> [Problem to work on]
From the listing that follows, extract every line and set it down unaltered.

== Task input

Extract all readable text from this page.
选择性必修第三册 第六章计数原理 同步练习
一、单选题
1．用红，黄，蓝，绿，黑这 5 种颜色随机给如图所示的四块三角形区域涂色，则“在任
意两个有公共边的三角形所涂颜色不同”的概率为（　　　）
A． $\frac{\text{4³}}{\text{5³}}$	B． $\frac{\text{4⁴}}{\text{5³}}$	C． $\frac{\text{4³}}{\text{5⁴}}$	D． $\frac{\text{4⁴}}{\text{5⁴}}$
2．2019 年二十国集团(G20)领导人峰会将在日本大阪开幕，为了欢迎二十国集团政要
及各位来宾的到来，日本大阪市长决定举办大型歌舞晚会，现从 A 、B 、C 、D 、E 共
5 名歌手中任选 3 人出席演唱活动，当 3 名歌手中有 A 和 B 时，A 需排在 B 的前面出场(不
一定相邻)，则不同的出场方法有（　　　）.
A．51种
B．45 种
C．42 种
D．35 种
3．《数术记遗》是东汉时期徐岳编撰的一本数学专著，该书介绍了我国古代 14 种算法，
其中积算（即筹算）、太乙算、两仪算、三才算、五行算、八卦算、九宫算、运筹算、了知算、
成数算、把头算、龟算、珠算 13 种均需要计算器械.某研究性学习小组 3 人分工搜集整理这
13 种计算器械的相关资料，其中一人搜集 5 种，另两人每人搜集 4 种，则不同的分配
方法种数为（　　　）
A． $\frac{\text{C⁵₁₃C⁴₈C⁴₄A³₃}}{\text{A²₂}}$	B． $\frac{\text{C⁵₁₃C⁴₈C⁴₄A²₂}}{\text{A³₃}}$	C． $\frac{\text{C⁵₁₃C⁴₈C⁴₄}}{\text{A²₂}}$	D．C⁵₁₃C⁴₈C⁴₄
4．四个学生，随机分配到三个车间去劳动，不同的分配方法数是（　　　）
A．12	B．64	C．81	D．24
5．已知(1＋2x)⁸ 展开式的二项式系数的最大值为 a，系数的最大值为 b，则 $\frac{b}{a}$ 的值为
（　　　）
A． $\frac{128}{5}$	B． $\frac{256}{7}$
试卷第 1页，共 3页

====

> [Output of the task]
Extract all readable text from this page.
选择性必修第三册 第六章计数原理 同步练习
一、单选题
1．用红，黄，蓝，绿，黑这 5 种颜色随机给如图所示的四块三角形区域涂色，则“在任
意两个有公共边的三角形所涂颜色不同”的概率为（　　　）
A． $\frac{\text{4³}}{\text{5³}}$	B． $\frac{\text{4⁴}}{\text{5³}}$	C． $\frac{\text{4³}}{\text{5⁴}}$	D． $\frac{\text{4⁴}}{\text{5⁴}}$
2．2019 年二十国集团(G20)领导人峰会将在日本大阪开幕，为了欢迎二十国集团政要
及各位来宾的到来，日本大阪市长决定举办大型歌舞晚会，现从 A 、B 、C 、D 、E 共
5 名歌手中任选 3 人出席演唱活动，当 3 名歌手中有 A 和 B 时，A 需排在 B 的前面出场(不
一定相邻)，则不同的出场方法有（　　　）.
A．51种
B．45 种
C．42 种
D．35 种
3．《数术记遗》是东汉时期徐岳编撰的一本数学专著，该书介绍了我国古代 14 种算法，
其中积算（即筹算）、太乙算、两仪算、三才算、五行算、八卦算、九宫算、运筹算、了知算、
成数算、把头算、龟算、珠算 13 种均需要计算器械.某研究性学习小组 3 人分工搜集整理这
13 种计算器械的相关资料，其中一人搜集 5 种，另两人每人搜集 4 种，则不同的分配
方法种数为（　　　）
A． $\frac{\text{C⁵₁₃C⁴₈C⁴₄A³₃}}{\text{A²₂}}$	B． $\frac{\text{C⁵₁₃C⁴₈C⁴₄A²₂}}{\text{A³₃}}$	C． $\frac{\text{C⁵₁₃C⁴₈C⁴₄}}{\text{A²₂}}$	D．C⁵₁₃C⁴₈C⁴₄
4．四个学生，随机分配到三个车间去劳动，不同的分配方法数是（　　　）
A．12	B．64	C．81	D．24
5．已知(1＋2x)⁸ 展开式的二项式系数的最大值为 a，系数的最大值为 b，则 $\frac{b}{a}$ 的值为
（　　　）
A． $\frac{128}{5}$	B． $\frac{256}{7}$
试卷第 1页，共 3页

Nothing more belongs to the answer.